Exercise:
Repeat all the material exactly; pictures stay out of your copy.

━━━━━ Task input

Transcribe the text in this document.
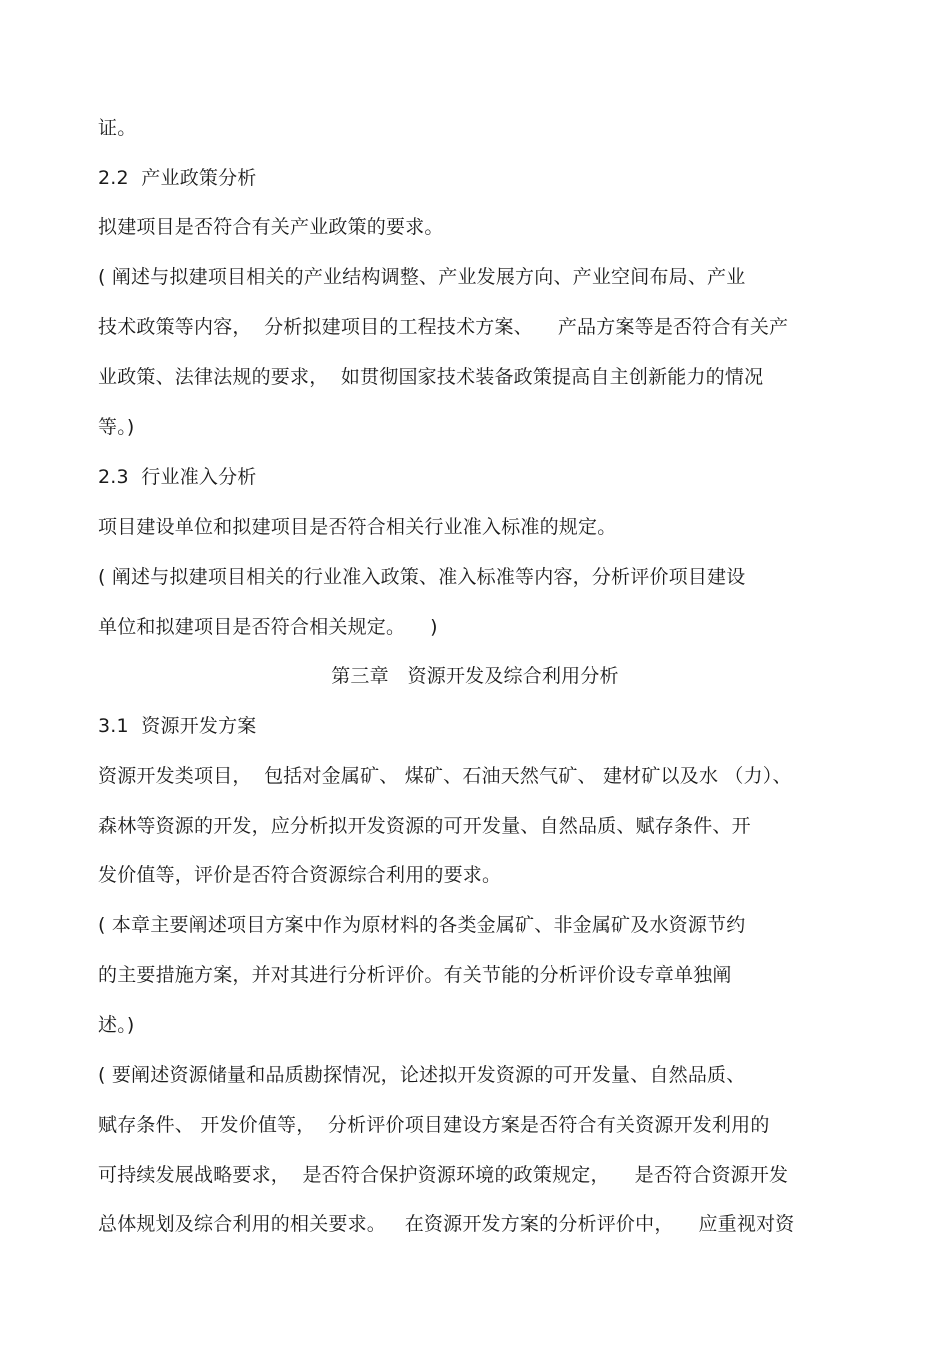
证。
2.2  产业政策分析
拟建项目是否符合有关产业政策的要求。
( 阐述与拟建项目相关的产业结构调整、产业发展方向、产业空间布局、产业
技术政策等内容，  分析拟建项目的工程技术方案、    产品方案等是否符合有关产
业政策、法律法规的要求，  如贯彻国家技术装备政策提高自主创新能力的情况
等。)
2.3  行业准入分析
项目建设单位和拟建项目是否符合相关行业准入标准的规定。
( 阐述与拟建项目相关的行业准入政策、准入标准等内容，分析评价项目建设
单位和拟建项目是否符合相关规定。    )
第三章   资源开发及综合利用分析
3.1  资源开发方案
资源开发类项目，  包括对金属矿、 煤矿、石油天然气矿、 建材矿以及水 （力）、
森林等资源的开发，应分析拟开发资源的可开发量、自然品质、赋存条件、开
发价值等，评价是否符合资源综合利用的要求。
( 本章主要阐述项目方案中作为原材料的各类金属矿、非金属矿及水资源节约
的主要措施方案，并对其进行分析评价。有关节能的分析评价设专章单独阐
述。)
( 要阐述资源储量和品质勘探情况，论述拟开发资源的可开发量、自然品质、
赋存条件、 开发价值等，  分析评价项目建设方案是否符合有关资源开发利用的
可持续发展战略要求，  是否符合保护资源环境的政策规定，    是否符合资源开发
总体规划及综合利用的相关要求。   在资源开发方案的分析评价中，    应重视对资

━━━━━━━━━━

Answer to the exercise:
Transcribe the text in this document.
证。
2.2  产业政策分析
拟建项目是否符合有关产业政策的要求。
( 阐述与拟建项目相关的产业结构调整、产业发展方向、产业空间布局、产业
技术政策等内容，  分析拟建项目的工程技术方案、    产品方案等是否符合有关产
业政策、法律法规的要求，  如贯彻国家技术装备政策提高自主创新能力的情况
等。)
2.3  行业准入分析
项目建设单位和拟建项目是否符合相关行业准入标准的规定。
( 阐述与拟建项目相关的行业准入政策、准入标准等内容，分析评价项目建设
单位和拟建项目是否符合相关规定。    )
第三章   资源开发及综合利用分析
3.1  资源开发方案
资源开发类项目，  包括对金属矿、 煤矿、石油天然气矿、 建材矿以及水 （力）、
森林等资源的开发，应分析拟开发资源的可开发量、自然品质、赋存条件、开
发价值等，评价是否符合资源综合利用的要求。
( 本章主要阐述项目方案中作为原材料的各类金属矿、非金属矿及水资源节约
的主要措施方案，并对其进行分析评价。有关节能的分析评价设专章单独阐
述。)
( 要阐述资源储量和品质勘探情况，论述拟开发资源的可开发量、自然品质、
赋存条件、 开发价值等，  分析评价项目建设方案是否符合有关资源开发利用的
可持续发展战略要求，  是否符合保护资源环境的政策规定，    是否符合资源开发
总体规划及综合利用的相关要求。   在资源开发方案的分析评价中，    应重视对资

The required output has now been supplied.